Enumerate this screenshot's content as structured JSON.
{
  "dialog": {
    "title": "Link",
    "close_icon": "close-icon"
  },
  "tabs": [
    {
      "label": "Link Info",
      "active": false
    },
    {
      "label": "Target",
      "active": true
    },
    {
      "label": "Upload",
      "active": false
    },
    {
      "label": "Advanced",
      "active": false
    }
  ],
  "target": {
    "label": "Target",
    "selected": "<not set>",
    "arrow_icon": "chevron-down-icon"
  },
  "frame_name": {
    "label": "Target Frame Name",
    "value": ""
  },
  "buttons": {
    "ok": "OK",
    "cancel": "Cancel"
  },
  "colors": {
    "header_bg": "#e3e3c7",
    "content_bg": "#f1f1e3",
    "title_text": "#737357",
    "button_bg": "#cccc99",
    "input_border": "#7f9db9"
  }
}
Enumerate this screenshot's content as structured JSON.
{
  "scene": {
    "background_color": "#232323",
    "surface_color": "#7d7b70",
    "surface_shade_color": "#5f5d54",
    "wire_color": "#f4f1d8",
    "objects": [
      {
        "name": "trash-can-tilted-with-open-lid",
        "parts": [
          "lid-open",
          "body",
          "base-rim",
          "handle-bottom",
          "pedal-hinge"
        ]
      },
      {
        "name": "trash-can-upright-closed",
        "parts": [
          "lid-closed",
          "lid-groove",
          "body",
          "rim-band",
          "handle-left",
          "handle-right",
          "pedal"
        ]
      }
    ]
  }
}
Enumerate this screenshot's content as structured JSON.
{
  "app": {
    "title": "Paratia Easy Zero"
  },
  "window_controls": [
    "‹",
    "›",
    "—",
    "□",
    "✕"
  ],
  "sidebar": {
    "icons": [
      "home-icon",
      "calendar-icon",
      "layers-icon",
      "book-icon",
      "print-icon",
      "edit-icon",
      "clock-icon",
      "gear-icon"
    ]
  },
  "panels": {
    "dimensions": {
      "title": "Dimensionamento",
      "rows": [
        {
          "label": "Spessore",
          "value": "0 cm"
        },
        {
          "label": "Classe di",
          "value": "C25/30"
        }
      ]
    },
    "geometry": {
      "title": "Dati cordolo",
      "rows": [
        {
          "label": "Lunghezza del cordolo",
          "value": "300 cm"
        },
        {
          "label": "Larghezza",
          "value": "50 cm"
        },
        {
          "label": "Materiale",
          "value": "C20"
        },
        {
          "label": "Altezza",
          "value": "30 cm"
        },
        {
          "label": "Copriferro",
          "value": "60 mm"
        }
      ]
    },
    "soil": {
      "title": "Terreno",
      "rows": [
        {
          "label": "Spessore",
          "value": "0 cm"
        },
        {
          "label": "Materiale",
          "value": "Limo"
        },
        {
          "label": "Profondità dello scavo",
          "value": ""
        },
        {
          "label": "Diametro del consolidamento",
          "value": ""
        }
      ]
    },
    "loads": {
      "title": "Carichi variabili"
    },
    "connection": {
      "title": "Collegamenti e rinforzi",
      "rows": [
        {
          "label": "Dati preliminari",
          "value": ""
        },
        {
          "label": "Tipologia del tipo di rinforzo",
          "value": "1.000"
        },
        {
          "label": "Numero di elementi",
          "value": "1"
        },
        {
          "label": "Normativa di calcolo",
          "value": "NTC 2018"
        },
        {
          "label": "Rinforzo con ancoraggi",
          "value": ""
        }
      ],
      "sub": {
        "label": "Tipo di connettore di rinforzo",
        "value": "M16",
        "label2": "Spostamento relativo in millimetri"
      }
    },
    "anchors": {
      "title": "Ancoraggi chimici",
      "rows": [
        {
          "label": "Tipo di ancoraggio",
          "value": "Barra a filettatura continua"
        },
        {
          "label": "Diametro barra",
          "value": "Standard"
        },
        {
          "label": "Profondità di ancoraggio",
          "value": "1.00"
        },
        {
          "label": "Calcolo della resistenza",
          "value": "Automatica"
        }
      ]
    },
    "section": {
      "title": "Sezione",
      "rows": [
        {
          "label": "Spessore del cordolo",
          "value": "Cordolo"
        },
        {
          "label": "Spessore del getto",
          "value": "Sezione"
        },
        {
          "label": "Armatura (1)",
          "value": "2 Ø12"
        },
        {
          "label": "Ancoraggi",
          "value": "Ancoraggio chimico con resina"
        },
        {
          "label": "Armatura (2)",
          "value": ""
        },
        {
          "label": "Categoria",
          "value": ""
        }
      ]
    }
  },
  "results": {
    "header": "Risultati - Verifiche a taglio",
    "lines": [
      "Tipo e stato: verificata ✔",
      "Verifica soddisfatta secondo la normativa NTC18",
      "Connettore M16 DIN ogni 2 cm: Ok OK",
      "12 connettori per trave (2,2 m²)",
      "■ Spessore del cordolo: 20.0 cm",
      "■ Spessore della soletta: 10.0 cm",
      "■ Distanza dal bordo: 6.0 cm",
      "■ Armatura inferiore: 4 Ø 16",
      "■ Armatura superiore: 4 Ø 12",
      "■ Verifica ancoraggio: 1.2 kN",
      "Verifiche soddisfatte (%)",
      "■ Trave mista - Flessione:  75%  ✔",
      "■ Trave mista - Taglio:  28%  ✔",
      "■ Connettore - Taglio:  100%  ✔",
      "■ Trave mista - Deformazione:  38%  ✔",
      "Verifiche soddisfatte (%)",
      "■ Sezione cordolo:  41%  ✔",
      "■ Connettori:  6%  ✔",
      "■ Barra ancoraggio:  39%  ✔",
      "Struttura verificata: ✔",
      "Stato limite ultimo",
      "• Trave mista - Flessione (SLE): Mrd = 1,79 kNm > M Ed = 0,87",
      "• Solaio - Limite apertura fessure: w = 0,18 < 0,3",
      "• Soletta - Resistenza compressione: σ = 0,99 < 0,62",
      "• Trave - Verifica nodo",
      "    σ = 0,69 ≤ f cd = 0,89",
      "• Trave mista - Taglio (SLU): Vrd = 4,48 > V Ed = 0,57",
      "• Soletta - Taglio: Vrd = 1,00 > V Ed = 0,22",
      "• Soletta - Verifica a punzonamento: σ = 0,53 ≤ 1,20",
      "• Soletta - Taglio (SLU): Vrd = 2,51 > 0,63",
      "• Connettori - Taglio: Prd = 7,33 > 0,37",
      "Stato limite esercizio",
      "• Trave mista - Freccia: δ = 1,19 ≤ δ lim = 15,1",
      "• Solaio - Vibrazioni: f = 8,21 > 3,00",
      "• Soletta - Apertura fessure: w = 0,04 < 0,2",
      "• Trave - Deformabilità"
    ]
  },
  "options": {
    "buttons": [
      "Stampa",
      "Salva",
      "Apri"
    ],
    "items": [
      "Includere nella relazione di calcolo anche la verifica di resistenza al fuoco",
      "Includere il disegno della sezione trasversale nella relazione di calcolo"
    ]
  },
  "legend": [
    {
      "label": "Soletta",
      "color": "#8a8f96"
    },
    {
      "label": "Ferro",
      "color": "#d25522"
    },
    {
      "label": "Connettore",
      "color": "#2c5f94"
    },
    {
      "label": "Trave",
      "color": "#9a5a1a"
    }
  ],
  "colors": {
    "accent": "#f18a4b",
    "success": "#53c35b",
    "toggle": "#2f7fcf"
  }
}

### Objective
Extract all lines as given.

### Exercise answer
Enumerate this screenshot's content as structured JSON.
{
  "dialog": {
    "title": "Link",
    "close_icon": "close-icon"
  },
  "tabs": [
    {
      "label": "Link Info",
      "active": false
    },
    {
      "label": "Target",
      "active": true
    },
    {
      "label": "Upload",
      "active": false
    },
    {
      "label": "Advanced",
      "active": false
    }
  ],
  "target": {
    "label": "Target",
    "selected": "<not set>",
    "arrow_icon": "chevron-down-icon"
  },
  "frame_name": {
    "label": "Target Frame Name",
    "value": ""
  },
  "buttons": {
    "ok": "OK",
    "cancel": "Cancel"
  },
  "colors": {
    "header_bg": "#e3e3c7",
    "content_bg": "#f1f1e3",
    "title_text": "#737357",
    "button_bg": "#cccc99",
    "input_border": "#7f9db9"
  }
}
Enumerate this screenshot's content as structured JSON.
{
  "scene": {
    "background_color": "#232323",
    "surface_color": "#7d7b70",
    "surface_shade_color": "#5f5d54",
    "wire_color": "#f4f1d8",
    "objects": [
      {
        "name": "trash-can-tilted-with-open-lid",
        "parts": [
          "lid-open",
          "body",
          "base-rim",
          "handle-bottom",
          "pedal-hinge"
        ]
      },
      {
        "name": "trash-can-upright-closed",
        "parts": [
          "lid-closed",
          "lid-groove",
          "body",
          "rim-band",
          "handle-left",
          "handle-right",
          "pedal"
        ]
      }
    ]
  }
}
Enumerate this screenshot's content as structured JSON.
{
  "app": {
    "title": "Paratia Easy Zero"
  },
  "window_controls": [
    "‹",
    "›",
    "—",
    "□",
    "✕"
  ],
  "sidebar": {
    "icons": [
      "home-icon",
      "calendar-icon",
      "layers-icon",
      "book-icon",
      "print-icon",
      "edit-icon",
      "clock-icon",
      "gear-icon"
    ]
  },
  "panels": {
    "dimensions": {
      "title": "Dimensionamento",
      "rows": [
        {
          "label": "Spessore",
          "value": "0 cm"
        },
        {
          "label": "Classe di",
          "value": "C25/30"
        }
      ]
    },
    "geometry": {
      "title": "Dati cordolo",
      "rows": [
        {
          "label": "Lunghezza del cordolo",
          "value": "300 cm"
        },
        {
          "label": "Larghezza",
          "value": "50 cm"
        },
        {
          "label": "Materiale",
          "value": "C20"
        },
        {
          "label": "Altezza",
          "value": "30 cm"
        },
        {
          "label": "Copriferro",
          "value": "60 mm"
        }
      ]
    },
    "soil": {
      "title": "Terreno",
      "rows": [
        {
          "label": "Spessore",
          "value": "0 cm"
        },
        {
          "label": "Materiale",
          "value": "Limo"
        },
        {
          "label": "Profondità dello scavo",
          "value": ""
        },
        {
          "label": "Diametro del consolidamento",
          "value": ""
        }
      ]
    },
    "loads": {
      "title": "Carichi variabili"
    },
    "connection": {
      "title": "Collegamenti e rinforzi",
      "rows": [
        {
          "label": "Dati preliminari",
          "value": ""
        },
        {
          "label": "Tipologia del tipo di rinforzo",
          "value": "1.000"
        },
        {
          "label": "Numero di elementi",
          "value": "1"
        },
        {
          "label": "Normativa di calcolo",
          "value": "NTC 2018"
        },
        {
          "label": "Rinforzo con ancoraggi",
          "value": ""
        }
      ],
      "sub": {
        "label": "Tipo di connettore di rinforzo",
        "value": "M16",
        "label2": "Spostamento relativo in millimetri"
      }
    },
    "anchors": {
      "title": "Ancoraggi chimici",
      "rows": [
        {
          "label": "Tipo di ancoraggio",
          "value": "Barra a filettatura continua"
        },
        {
          "label": "Diametro barra",
          "value": "Standard"
        },
        {
          "label": "Profondità di ancoraggio",
          "value": "1.00"
        },
        {
          "label": "Calcolo della resistenza",
          "value": "Automatica"
        }
      ]
    },
    "section": {
      "title": "Sezione",
      "rows": [
        {
          "label": "Spessore del cordolo",
          "value": "Cordolo"
        },
        {
          "label": "Spessore del getto",
          "value": "Sezione"
        },
        {
          "label": "Armatura (1)",
          "value": "2 Ø12"
        },
        {
          "label": "Ancoraggi",
          "value": "Ancoraggio chimico con resina"
        },
        {
          "label": "Armatura (2)",
          "value": ""
        },
        {
          "label": "Categoria",
          "value": ""
        }
      ]
    }
  },
  "results": {
    "header": "Risultati - Verifiche a taglio",
    "lines": [
      "Tipo e stato: verificata ✔",
      "Verifica soddisfatta secondo la normativa NTC18",
      "Connettore M16 DIN ogni 2 cm: Ok OK",
      "12 connettori per trave (2,2 m²)",
      "■ Spessore del cordolo: 20.0 cm",
      "■ Spessore della soletta: 10.0 cm",
      "■ Distanza dal bordo: 6.0 cm",
      "■ Armatura inferiore: 4 Ø 16",
      "■ Armatura superiore: 4 Ø 12",
      "■ Verifica ancoraggio: 1.2 kN",
      "Verifiche soddisfatte (%)",
      "■ Trave mista - Flessione:  75%  ✔",
      "■ Trave mista - Taglio:  28%  ✔",
      "■ Connettore - Taglio:  100%  ✔",
      "■ Trave mista - Deformazione:  38%  ✔",
      "Verifiche soddisfatte (%)",
      "■ Sezione cordolo:  41%  ✔",
      "■ Connettori:  6%  ✔",
      "■ Barra ancoraggio:  39%  ✔",
      "Struttura verificata: ✔",
      "Stato limite ultimo",
      "• Trave mista - Flessione (SLE): Mrd = 1,79 kNm > M Ed = 0,87",
      "• Solaio - Limite apertura fessure: w = 0,18 < 0,3",
      "• Soletta - Resistenza compressione: σ = 0,99 < 0,62",
      "• Trave - Verifica nodo",
      "    σ = 0,69 ≤ f cd = 0,89",
      "• Trave mista - Taglio (SLU): Vrd = 4,48 > V Ed = 0,57",
      "• Soletta - Taglio: Vrd = 1,00 > V Ed = 0,22",
      "• Soletta - Verifica a punzonamento: σ = 0,53 ≤ 1,20",
      "• Soletta - Taglio (SLU): Vrd = 2,51 > 0,63",
      "• Connettori - Taglio: Prd = 7,33 > 0,37",
      "Stato limite esercizio",
      "• Trave mista - Freccia: δ = 1,19 ≤ δ lim = 15,1",
      "• Solaio - Vibrazioni: f = 8,21 > 3,00",
      "• Soletta - Apertura fessure: w = 0,04 < 0,2",
      "• Trave - Deformabilità"
    ]
  },
  "options": {
    "buttons": [
      "Stampa",
      "Salva",
      "Apri"
    ],
    "items": [
      "Includere nella relazione di calcolo anche la verifica di resistenza al fuoco",
      "Includere il disegno della sezione trasversale nella relazione di calcolo"
    ]
  },
  "legend": [
    {
      "label": "Soletta",
      "color": "#8a8f96"
    },
    {
      "label": "Ferro",
      "color": "#d25522"
    },
    {
      "label": "Connettore",
      "color": "#2c5f94"
    },
    {
      "label": "Trave",
      "color": "#9a5a1a"
    }
  ],
  "colors": {
    "accent": "#f18a4b",
    "success": "#53c35b",
    "toggle": "#2f7fcf"
  }
}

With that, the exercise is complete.